Item position entries
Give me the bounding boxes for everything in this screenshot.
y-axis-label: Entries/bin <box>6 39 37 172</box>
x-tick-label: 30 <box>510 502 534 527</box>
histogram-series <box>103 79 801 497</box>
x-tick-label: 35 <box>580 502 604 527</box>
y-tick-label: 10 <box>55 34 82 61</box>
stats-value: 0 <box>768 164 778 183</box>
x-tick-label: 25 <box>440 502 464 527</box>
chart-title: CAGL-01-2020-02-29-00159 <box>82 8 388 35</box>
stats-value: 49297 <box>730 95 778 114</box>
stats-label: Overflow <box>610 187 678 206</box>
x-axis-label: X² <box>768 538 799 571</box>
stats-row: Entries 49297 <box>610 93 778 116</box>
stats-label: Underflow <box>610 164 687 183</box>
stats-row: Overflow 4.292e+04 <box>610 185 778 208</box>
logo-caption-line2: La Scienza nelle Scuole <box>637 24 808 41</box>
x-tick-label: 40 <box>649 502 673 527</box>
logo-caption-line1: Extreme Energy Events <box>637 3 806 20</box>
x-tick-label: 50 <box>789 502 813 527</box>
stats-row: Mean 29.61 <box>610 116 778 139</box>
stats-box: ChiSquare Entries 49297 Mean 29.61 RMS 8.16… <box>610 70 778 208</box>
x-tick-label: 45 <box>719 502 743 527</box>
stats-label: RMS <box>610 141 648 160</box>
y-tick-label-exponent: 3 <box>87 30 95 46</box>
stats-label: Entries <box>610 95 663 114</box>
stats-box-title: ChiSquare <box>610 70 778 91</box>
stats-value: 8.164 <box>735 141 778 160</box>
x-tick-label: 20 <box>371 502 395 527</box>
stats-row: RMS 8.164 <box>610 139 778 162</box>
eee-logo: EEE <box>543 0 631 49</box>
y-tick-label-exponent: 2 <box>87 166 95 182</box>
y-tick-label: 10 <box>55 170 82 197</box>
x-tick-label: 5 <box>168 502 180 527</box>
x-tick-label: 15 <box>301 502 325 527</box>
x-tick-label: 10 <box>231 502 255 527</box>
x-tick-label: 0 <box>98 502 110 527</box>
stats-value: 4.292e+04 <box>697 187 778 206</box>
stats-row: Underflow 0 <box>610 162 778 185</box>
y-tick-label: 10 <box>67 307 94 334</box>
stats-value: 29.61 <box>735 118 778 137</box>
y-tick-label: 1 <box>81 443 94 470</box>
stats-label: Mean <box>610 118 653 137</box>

● Problem details
Reproduce every line of the entries above without any changes.

● Answer in full
Give me the bounding boxes for everything in this screenshot.
y-axis-label: Entries/bin <box>6 39 37 172</box>
x-tick-label: 30 <box>510 502 534 527</box>
histogram-series <box>103 79 801 497</box>
x-tick-label: 35 <box>580 502 604 527</box>
y-tick-label: 10 <box>55 34 82 61</box>
stats-value: 0 <box>768 164 778 183</box>
x-tick-label: 25 <box>440 502 464 527</box>
chart-title: CAGL-01-2020-02-29-00159 <box>82 8 388 35</box>
stats-value: 49297 <box>730 95 778 114</box>
stats-label: Overflow <box>610 187 678 206</box>
x-axis-label: X² <box>768 538 799 571</box>
stats-row: Entries 49297 <box>610 93 778 116</box>
stats-label: Underflow <box>610 164 687 183</box>
stats-row: Overflow 4.292e+04 <box>610 185 778 208</box>
logo-caption-line2: La Scienza nelle Scuole <box>637 24 808 41</box>
x-tick-label: 40 <box>649 502 673 527</box>
logo-caption-line1: Extreme Energy Events <box>637 3 806 20</box>
x-tick-label: 50 <box>789 502 813 527</box>
stats-row: Mean 29.61 <box>610 116 778 139</box>
stats-box: ChiSquare Entries 49297 Mean 29.61 RMS 8.16… <box>610 70 778 208</box>
x-tick-label: 45 <box>719 502 743 527</box>
stats-label: RMS <box>610 141 648 160</box>
y-tick-label-exponent: 3 <box>87 30 95 46</box>
stats-label: Entries <box>610 95 663 114</box>
stats-box-title: ChiSquare <box>610 70 778 91</box>
stats-value: 8.164 <box>735 141 778 160</box>
x-tick-label: 20 <box>371 502 395 527</box>
stats-row: RMS 8.164 <box>610 139 778 162</box>
eee-logo: EEE <box>543 0 631 49</box>
y-tick-label-exponent: 2 <box>87 166 95 182</box>
y-tick-label: 10 <box>55 170 82 197</box>
x-tick-label: 5 <box>168 502 180 527</box>
x-tick-label: 15 <box>301 502 325 527</box>
x-tick-label: 10 <box>231 502 255 527</box>
x-tick-label: 0 <box>98 502 110 527</box>
stats-value: 4.292e+04 <box>697 187 778 206</box>
stats-row: Underflow 0 <box>610 162 778 185</box>
y-tick-label: 10 <box>67 307 94 334</box>
stats-value: 29.61 <box>735 118 778 137</box>
y-tick-label: 1 <box>81 443 94 470</box>
stats-label: Mean <box>610 118 653 137</box>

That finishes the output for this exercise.